* **Material for this exercise**
::::
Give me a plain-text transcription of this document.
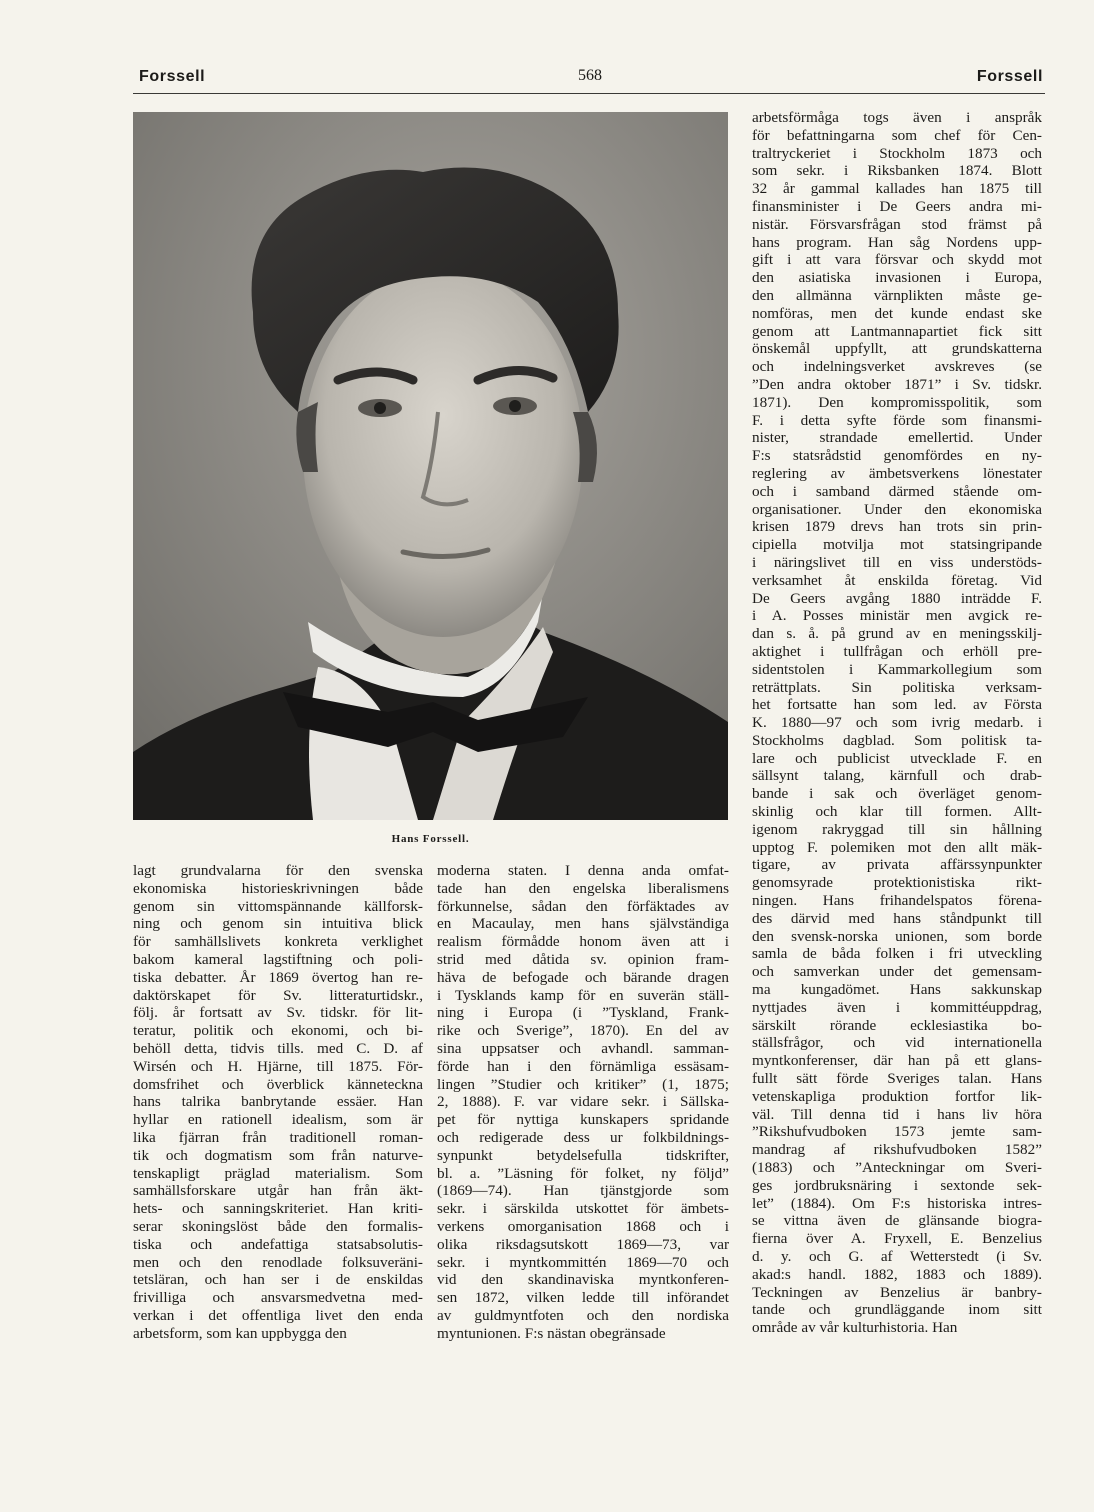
Forssell	568	Forssell
Hans Forssell.
lagt grundvalarna för den svenska
ekonomiska historieskrivningen både
genom sin vittomspännande källforsk-
ning och genom sin intuitiva blick
för samhällslivets konkreta verklighet
bakom kameral lagstiftning och poli-
tiska debatter. År 1869 övertog han re-
daktörskapet för Sv. litteraturtidskr.,
följ. år fortsatt av Sv. tidskr. för lit-
teratur, politik och ekonomi, och bi-
behöll detta, tidvis tills. med C. D. af
Wirsén och H. Hjärne, till 1875. För-
domsfrihet och överblick känneteckna
hans talrika banbrytande essäer. Han
hyllar en rationell idealism, som är
lika fjärran från traditionell roman-
tik och dogmatism som från naturve-
tenskapligt präglad materialism. Som
samhällsforskare utgår han från äkt-
hets- och sanningskriteriet. Han kriti-
serar skoningslöst både den formalis-
tiska och andefattiga statsabsolutis-
men och den renodlade folksuveräni-
tetsläran, och han ser i de enskildas
frivilliga och ansvarsmedvetna med-
verkan i det offentliga livet den enda
arbetsform, som kan uppbygga den
moderna staten. I denna anda omfat-
tade han den engelska liberalismens
förkunnelse, sådan den förfäktades av
en Macaulay, men hans självständiga
realism förmådde honom även att i
strid med dåtida sv. opinion fram-
häva de befogade och bärande dragen
i Tysklands kamp för en suverän ställ-
ning i Europa (i ”Tyskland, Frank-
rike och Sverige”, 1870). En del av
sina uppsatser och avhandl. samman-
förde han i den förnämliga essäsam-
lingen ”Studier och kritiker” (1, 1875;
2, 1888). F. var vidare sekr. i Sällska-
pet för nyttiga kunskapers spridande
och redigerade dess ur folkbildnings-
synpunkt betydelsefulla tidskrifter,
bl. a. ”Läsning för folket, ny följd”
(1869—74). Han tjänstgjorde som
sekr. i särskilda utskottet för ämbets-
verkens omorganisation 1868 och i
olika riksdagsutskott 1869—73, var
sekr. i myntkommittén 1869—70 och
vid den skandinaviska myntkonferen-
sen 1872, vilken ledde till införandet
av guldmyntfoten och den nordiska
myntunionen. F:s nästan obegränsade
arbetsförmåga togs även i anspråk
för befattningarna som chef för Cen-
traltryckeriet i Stockholm 1873 och
som sekr. i Riksbanken 1874. Blott
32 år gammal kallades han 1875 till
finansminister i De Geers andra mi-
nistär. Försvarsfrågan stod främst på
hans program. Han såg Nordens upp-
gift i att vara försvar och skydd mot
den asiatiska invasionen i Europa,
den allmänna värnplikten måste ge-
nomföras, men det kunde endast ske
genom att Lantmannapartiet fick sitt
önskemål uppfyllt, att grundskatterna
och indelningsverket avskreves (se
”Den andra oktober 1871” i Sv. tidskr.
1871). Den kompromisspolitik, som
F. i detta syfte förde som finansmi-
nister, strandade emellertid. Under
F:s statsrådstid genomfördes en ny-
reglering av ämbetsverkens lönestater
och i samband därmed stående om-
organisationer. Under den ekonomiska
krisen 1879 drevs han trots sin prin-
cipiella motvilja mot statsingripande
i näringslivet till en viss understöds-
verksamhet åt enskilda företag. Vid
De Geers avgång 1880 inträdde F.
i A. Posses ministär men avgick re-
dan s. å. på grund av en meningsskilj-
aktighet i tullfrågan och erhöll pre-
sidentstolen i Kammarkollegium som
reträttplats. Sin politiska verksam-
het fortsatte han som led. av Första
K. 1880—97 och som ivrig medarb. i
Stockholms dagblad. Som politisk ta-
lare och publicist utvecklade F. en
sällsynt talang, kärnfull och drab-
bande i sak och överläget genom-
skinlig och klar till formen. Allt-
igenom rakryggad till sin hållning
upptog F. polemiken mot den allt mäk-
tigare, av privata affärssynpunkter
genomsyrade protektionistiska rikt-
ningen. Hans frihandelspatos förena-
des därvid med hans ståndpunkt till
den svensk-norska unionen, som borde
samla de båda folken i fri utveckling
och samverkan under det gemensam-
ma kungadömet. Hans sakkunskap
nyttjades även i kommittéuppdrag,
särskilt rörande ecklesiastika bo-
ställsfrågor, och vid internationella
myntkonferenser, där han på ett glans-
fullt sätt förde Sveriges talan. Hans
vetenskapliga produktion fortfor lik-
väl. Till denna tid i hans liv höra
”Rikshufvudboken 1573 jemte sam-
mandrag af rikshufvudboken 1582”
(1883) och ”Anteckningar om Sveri-
ges jordbruksnäring i sextonde sek-
let” (1884). Om F:s historiska intres-
se vittna även de glänsande biogra-
fierna över A. Fryxell, E. Benzelius
d. y. och G. af Wetterstedt (i Sv.
akad:s handl. 1882, 1883 och 1889).
Teckningen av Benzelius är banbry-
tande och grundläggande inom sitt
område av vår kulturhistoria. Han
::::
* **Problem to work on**
With the pictures removed, print the entries above exactly.

* **Answer section**
Give me a plain-text transcription of this document.
Forssell	568	Forssell
Hans Forssell.
lagt grundvalarna för den svenska
ekonomiska historieskrivningen både
genom sin vittomspännande källforsk-
ning och genom sin intuitiva blick
för samhällslivets konkreta verklighet
bakom kameral lagstiftning och poli-
tiska debatter. År 1869 övertog han re-
daktörskapet för Sv. litteraturtidskr.,
följ. år fortsatt av Sv. tidskr. för lit-
teratur, politik och ekonomi, och bi-
behöll detta, tidvis tills. med C. D. af
Wirsén och H. Hjärne, till 1875. För-
domsfrihet och överblick känneteckna
hans talrika banbrytande essäer. Han
hyllar en rationell idealism, som är
lika fjärran från traditionell roman-
tik och dogmatism som från naturve-
tenskapligt präglad materialism. Som
samhällsforskare utgår han från äkt-
hets- och sanningskriteriet. Han kriti-
serar skoningslöst både den formalis-
tiska och andefattiga statsabsolutis-
men och den renodlade folksuveräni-
tetsläran, och han ser i de enskildas
frivilliga och ansvarsmedvetna med-
verkan i det offentliga livet den enda
arbetsform, som kan uppbygga den
moderna staten. I denna anda omfat-
tade han den engelska liberalismens
förkunnelse, sådan den förfäktades av
en Macaulay, men hans självständiga
realism förmådde honom även att i
strid med dåtida sv. opinion fram-
häva de befogade och bärande dragen
i Tysklands kamp för en suverän ställ-
ning i Europa (i ”Tyskland, Frank-
rike och Sverige”, 1870). En del av
sina uppsatser och avhandl. samman-
förde han i den förnämliga essäsam-
lingen ”Studier och kritiker” (1, 1875;
2, 1888). F. var vidare sekr. i Sällska-
pet för nyttiga kunskapers spridande
och redigerade dess ur folkbildnings-
synpunkt betydelsefulla tidskrifter,
bl. a. ”Läsning för folket, ny följd”
(1869—74). Han tjänstgjorde som
sekr. i särskilda utskottet för ämbets-
verkens omorganisation 1868 och i
olika riksdagsutskott 1869—73, var
sekr. i myntkommittén 1869—70 och
vid den skandinaviska myntkonferen-
sen 1872, vilken ledde till införandet
av guldmyntfoten och den nordiska
myntunionen. F:s nästan obegränsade
arbetsförmåga togs även i anspråk
för befattningarna som chef för Cen-
traltryckeriet i Stockholm 1873 och
som sekr. i Riksbanken 1874. Blott
32 år gammal kallades han 1875 till
finansminister i De Geers andra mi-
nistär. Försvarsfrågan stod främst på
hans program. Han såg Nordens upp-
gift i att vara försvar och skydd mot
den asiatiska invasionen i Europa,
den allmänna värnplikten måste ge-
nomföras, men det kunde endast ske
genom att Lantmannapartiet fick sitt
önskemål uppfyllt, att grundskatterna
och indelningsverket avskreves (se
”Den andra oktober 1871” i Sv. tidskr.
1871). Den kompromisspolitik, som
F. i detta syfte förde som finansmi-
nister, strandade emellertid. Under
F:s statsrådstid genomfördes en ny-
reglering av ämbetsverkens lönestater
och i samband därmed stående om-
organisationer. Under den ekonomiska
krisen 1879 drevs han trots sin prin-
cipiella motvilja mot statsingripande
i näringslivet till en viss understöds-
verksamhet åt enskilda företag. Vid
De Geers avgång 1880 inträdde F.
i A. Posses ministär men avgick re-
dan s. å. på grund av en meningsskilj-
aktighet i tullfrågan och erhöll pre-
sidentstolen i Kammarkollegium som
reträttplats. Sin politiska verksam-
het fortsatte han som led. av Första
K. 1880—97 och som ivrig medarb. i
Stockholms dagblad. Som politisk ta-
lare och publicist utvecklade F. en
sällsynt talang, kärnfull och drab-
bande i sak och överläget genom-
skinlig och klar till formen. Allt-
igenom rakryggad till sin hållning
upptog F. polemiken mot den allt mäk-
tigare, av privata affärssynpunkter
genomsyrade protektionistiska rikt-
ningen. Hans frihandelspatos förena-
des därvid med hans ståndpunkt till
den svensk-norska unionen, som borde
samla de båda folken i fri utveckling
och samverkan under det gemensam-
ma kungadömet. Hans sakkunskap
nyttjades även i kommittéuppdrag,
särskilt rörande ecklesiastika bo-
ställsfrågor, och vid internationella
myntkonferenser, där han på ett glans-
fullt sätt förde Sveriges talan. Hans
vetenskapliga produktion fortfor lik-
väl. Till denna tid i hans liv höra
”Rikshufvudboken 1573 jemte sam-
mandrag af rikshufvudboken 1582”
(1883) och ”Anteckningar om Sveri-
ges jordbruksnäring i sextonde sek-
let” (1884). Om F:s historiska intres-
se vittna även de glänsande biogra-
fierna över A. Fryxell, E. Benzelius
d. y. och G. af Wetterstedt (i Sv.
akad:s handl. 1882, 1883 och 1889).
Teckningen av Benzelius är banbry-
tande och grundläggande inom sitt
område av vår kulturhistoria. Han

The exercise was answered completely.